GIVEN RECORDS:
◇ ◇ ◇
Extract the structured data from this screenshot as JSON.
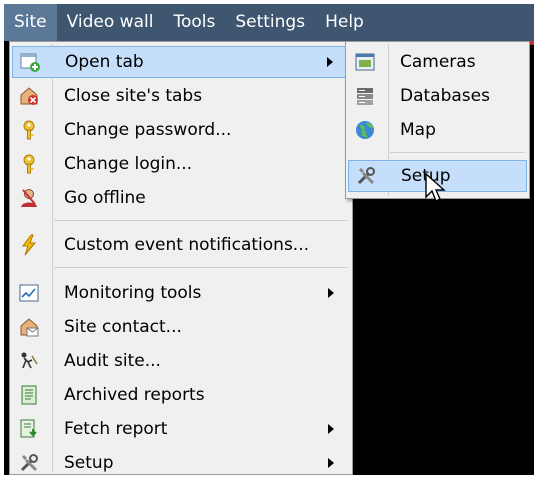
{
  "menubar": {
    "items": [
      "Site",
      "Video wall",
      "Tools",
      "Settings",
      "Help"
    ]
  },
  "site_menu": {
    "items": [
      {
        "label": "Open tab",
        "icon": "new-tab-icon",
        "submenu": true,
        "highlighted": true
      },
      {
        "label": "Close site's tabs",
        "icon": "house-close-icon"
      },
      {
        "label": "Change password...",
        "icon": "key-icon"
      },
      {
        "label": "Change login...",
        "icon": "key-icon"
      },
      {
        "label": "Go offline",
        "icon": "person-offline-icon"
      },
      {
        "label": "Custom event notifications...",
        "icon": "lightning-icon"
      },
      {
        "label": "Monitoring tools",
        "icon": "graph-icon",
        "submenu": true
      },
      {
        "label": "Site contact...",
        "icon": "house-contact-icon"
      },
      {
        "label": "Audit site...",
        "icon": "audit-icon"
      },
      {
        "label": "Archived reports",
        "icon": "report-book-icon"
      },
      {
        "label": "Fetch report",
        "icon": "fetch-report-icon",
        "submenu": true
      },
      {
        "label": "Setup",
        "icon": "tools-icon",
        "submenu": true
      }
    ]
  },
  "open_tab_submenu": {
    "items": [
      {
        "label": "Cameras",
        "icon": "camera-window-icon"
      },
      {
        "label": "Databases",
        "icon": "database-icon"
      },
      {
        "label": "Map",
        "icon": "globe-icon"
      },
      {
        "label": "Setup",
        "icon": "tools-icon",
        "highlighted": true
      }
    ]
  },
  "colors": {
    "menubar_bg": "#3e5670",
    "menubar_active": "#5b7896",
    "menu_bg": "#f0f0f0",
    "highlight_bg": "#c5defa",
    "highlight_border": "#7eb4ea"
  }
}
◇ ◇ ◇
PROBLEM REQUIREMENTS:
Copy out all of the data word for word. Do not carry over any picture.

EXERCISE ANSWER:
Extract the structured data from this screenshot as JSON.
{
  "menubar": {
    "items": [
      "Site",
      "Video wall",
      "Tools",
      "Settings",
      "Help"
    ]
  },
  "site_menu": {
    "items": [
      {
        "label": "Open tab",
        "icon": "new-tab-icon",
        "submenu": true,
        "highlighted": true
      },
      {
        "label": "Close site's tabs",
        "icon": "house-close-icon"
      },
      {
        "label": "Change password...",
        "icon": "key-icon"
      },
      {
        "label": "Change login...",
        "icon": "key-icon"
      },
      {
        "label": "Go offline",
        "icon": "person-offline-icon"
      },
      {
        "label": "Custom event notifications...",
        "icon": "lightning-icon"
      },
      {
        "label": "Monitoring tools",
        "icon": "graph-icon",
        "submenu": true
      },
      {
        "label": "Site contact...",
        "icon": "house-contact-icon"
      },
      {
        "label": "Audit site...",
        "icon": "audit-icon"
      },
      {
        "label": "Archived reports",
        "icon": "report-book-icon"
      },
      {
        "label": "Fetch report",
        "icon": "fetch-report-icon",
        "submenu": true
      },
      {
        "label": "Setup",
        "icon": "tools-icon",
        "submenu": true
      }
    ]
  },
  "open_tab_submenu": {
    "items": [
      {
        "label": "Cameras",
        "icon": "camera-window-icon"
      },
      {
        "label": "Databases",
        "icon": "database-icon"
      },
      {
        "label": "Map",
        "icon": "globe-icon"
      },
      {
        "label": "Setup",
        "icon": "tools-icon",
        "highlighted": true
      }
    ]
  },
  "colors": {
    "menubar_bg": "#3e5670",
    "menubar_active": "#5b7896",
    "menu_bg": "#f0f0f0",
    "highlight_bg": "#c5defa",
    "highlight_border": "#7eb4ea"
  }
}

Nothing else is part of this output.